-- START Extract to read --

In prosecuting an argument that then Prime Minister John Howard tapped into a popular (perhaps xenophobic) sentiment that has its origins in Australia’s historical approach to the refugee, Marr and Wilkinson trace the Australian objection to the illegitimate “queue jumper” - a figure thought to present an affront to officially sanctioned, but "conditional", humanitarian programs such as that described above. Howard’s infamous 2001 cry, “We decide who comes into this country, and the circumstances in which they come”, therefore has historical resonance with an electorate that, in large measure, expects the perceived flow of illegal arrivals to be reduced to a controlled trickle. Historical precedent, then, is a powerful thing and Australia’s 130- year plus “out-of-sight, out-of-mind” approach to immigrants confirms the body politic’s intergenerational objection to the asylum seeker (especially those who arrive by boat). At the same time, this “out-of-sight, out-of-mind” political approach (to be “vigorously pursued”, as promised by the Prime Minister during the 2010 election campaign) guarantees a continuation of ignorance and suspicion. Put another way, separation and the silence that results from it reinforce the internalisation of myth and prejudice. For instance, Pedersen, Griffiths and Watt (2007: 552) observe that very few Australians have had contact with asylum seekers and that their impressions of this out-group would seem to be based almost exclusively on reports presented in the mass media.

-- END Extract to read --
-- START Data provided --

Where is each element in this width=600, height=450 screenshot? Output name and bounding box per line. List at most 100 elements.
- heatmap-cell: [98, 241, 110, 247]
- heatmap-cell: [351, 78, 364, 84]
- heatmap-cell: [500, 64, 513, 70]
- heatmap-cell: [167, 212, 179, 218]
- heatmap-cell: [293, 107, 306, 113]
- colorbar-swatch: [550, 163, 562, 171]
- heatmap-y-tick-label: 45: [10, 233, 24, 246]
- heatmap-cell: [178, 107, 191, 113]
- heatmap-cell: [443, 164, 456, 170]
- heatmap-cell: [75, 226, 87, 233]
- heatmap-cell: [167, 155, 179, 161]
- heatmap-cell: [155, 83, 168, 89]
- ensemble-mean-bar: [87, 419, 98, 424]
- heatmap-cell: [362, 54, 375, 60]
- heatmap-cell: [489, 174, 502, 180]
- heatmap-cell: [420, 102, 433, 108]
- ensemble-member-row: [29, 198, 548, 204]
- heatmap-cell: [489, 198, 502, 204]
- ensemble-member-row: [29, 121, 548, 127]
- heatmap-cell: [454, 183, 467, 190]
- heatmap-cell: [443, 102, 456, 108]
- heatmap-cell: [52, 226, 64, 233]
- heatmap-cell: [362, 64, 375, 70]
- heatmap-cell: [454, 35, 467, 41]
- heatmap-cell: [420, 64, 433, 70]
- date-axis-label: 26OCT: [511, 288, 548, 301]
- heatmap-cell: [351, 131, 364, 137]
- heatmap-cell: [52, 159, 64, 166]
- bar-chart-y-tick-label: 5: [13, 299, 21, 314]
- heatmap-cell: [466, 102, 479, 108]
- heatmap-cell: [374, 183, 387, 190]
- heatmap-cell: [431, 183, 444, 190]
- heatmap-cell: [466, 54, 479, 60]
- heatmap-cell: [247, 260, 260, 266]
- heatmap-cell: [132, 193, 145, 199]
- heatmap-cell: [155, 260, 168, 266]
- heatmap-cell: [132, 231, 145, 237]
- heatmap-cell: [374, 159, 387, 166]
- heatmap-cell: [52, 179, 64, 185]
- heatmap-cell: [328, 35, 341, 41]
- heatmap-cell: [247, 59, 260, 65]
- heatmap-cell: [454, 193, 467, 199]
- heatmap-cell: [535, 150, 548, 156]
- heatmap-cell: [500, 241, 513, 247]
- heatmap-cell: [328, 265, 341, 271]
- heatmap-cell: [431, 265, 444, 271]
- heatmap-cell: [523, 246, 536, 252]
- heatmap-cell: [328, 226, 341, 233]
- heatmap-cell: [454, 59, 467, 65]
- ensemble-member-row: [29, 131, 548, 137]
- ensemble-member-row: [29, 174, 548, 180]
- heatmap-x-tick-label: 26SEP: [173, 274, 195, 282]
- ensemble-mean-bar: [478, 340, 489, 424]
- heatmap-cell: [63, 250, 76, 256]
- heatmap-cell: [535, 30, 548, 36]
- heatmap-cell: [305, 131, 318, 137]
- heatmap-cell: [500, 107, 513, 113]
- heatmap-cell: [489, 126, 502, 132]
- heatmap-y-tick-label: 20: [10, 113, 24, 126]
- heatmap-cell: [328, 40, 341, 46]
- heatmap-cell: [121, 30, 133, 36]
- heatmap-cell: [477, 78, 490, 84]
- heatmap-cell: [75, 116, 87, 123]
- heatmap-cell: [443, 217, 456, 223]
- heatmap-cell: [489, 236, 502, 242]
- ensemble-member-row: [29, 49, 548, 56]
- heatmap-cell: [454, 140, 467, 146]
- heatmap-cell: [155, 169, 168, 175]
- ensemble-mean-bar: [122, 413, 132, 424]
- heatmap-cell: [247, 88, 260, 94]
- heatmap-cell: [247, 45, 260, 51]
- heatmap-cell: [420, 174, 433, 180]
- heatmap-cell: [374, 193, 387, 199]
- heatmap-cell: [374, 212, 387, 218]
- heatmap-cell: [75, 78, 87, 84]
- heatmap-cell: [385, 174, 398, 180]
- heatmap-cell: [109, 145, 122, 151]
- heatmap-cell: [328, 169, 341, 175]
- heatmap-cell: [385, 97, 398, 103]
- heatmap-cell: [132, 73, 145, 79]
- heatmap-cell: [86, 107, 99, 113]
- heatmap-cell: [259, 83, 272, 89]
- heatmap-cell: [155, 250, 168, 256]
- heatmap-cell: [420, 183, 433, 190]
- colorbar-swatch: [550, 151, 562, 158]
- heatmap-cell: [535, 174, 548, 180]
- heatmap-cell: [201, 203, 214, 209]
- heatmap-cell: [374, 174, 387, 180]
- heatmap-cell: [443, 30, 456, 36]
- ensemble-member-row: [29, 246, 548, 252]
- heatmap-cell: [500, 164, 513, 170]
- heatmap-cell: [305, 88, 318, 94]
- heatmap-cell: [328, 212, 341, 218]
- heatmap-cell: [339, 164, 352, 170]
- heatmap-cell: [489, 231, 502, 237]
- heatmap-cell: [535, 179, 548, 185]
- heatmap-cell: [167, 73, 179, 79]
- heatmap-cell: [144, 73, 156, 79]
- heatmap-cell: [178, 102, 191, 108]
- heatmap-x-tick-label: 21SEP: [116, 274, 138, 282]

-- END Data provided --

[Challenge]:
Reproduce the passage on Australia's historical objection to asylum seekers word for word, in full. None of the rows are needed here.

[Answer for this exercise]:
In prosecuting an argument that then Prime Minister John Howard tapped into a popular (perhaps xenophobic) sentiment that has its origins in Australia’s historical approach to the refugee, Marr and Wilkinson trace the Australian objection to the illegitimate “queue jumper” - a figure thought to present an affront to officially sanctioned, but "conditional", humanitarian programs such as that described above. Howard’s infamous 2001 cry, “We decide who comes into this country, and the circumstances in which they come”, therefore has historical resonance with an electorate that, in large measure, expects the perceived flow of illegal arrivals to be reduced to a controlled trickle. Historical precedent, then, is a powerful thing and Australia’s 130- year plus “out-of-sight, out-of-mind” approach to immigrants confirms the body politic’s intergenerational objection to the asylum seeker (especially those who arrive by boat). At the same time, this “out-of-sight, out-of-mind” political approach (to be “vigorously pursued”, as promised by the Prime Minister during the 2010 election campaign) guarantees a continuation of ignorance and suspicion. Put another way, separation and the silence that results from it reinforce the internalisation of myth and prejudice. For instance, Pedersen, Griffiths and Watt (2007: 552) observe that very few Australians have had contact with asylum seekers and that their impressions of this out-group would seem to be based almost exclusively on reports presented in the mass media.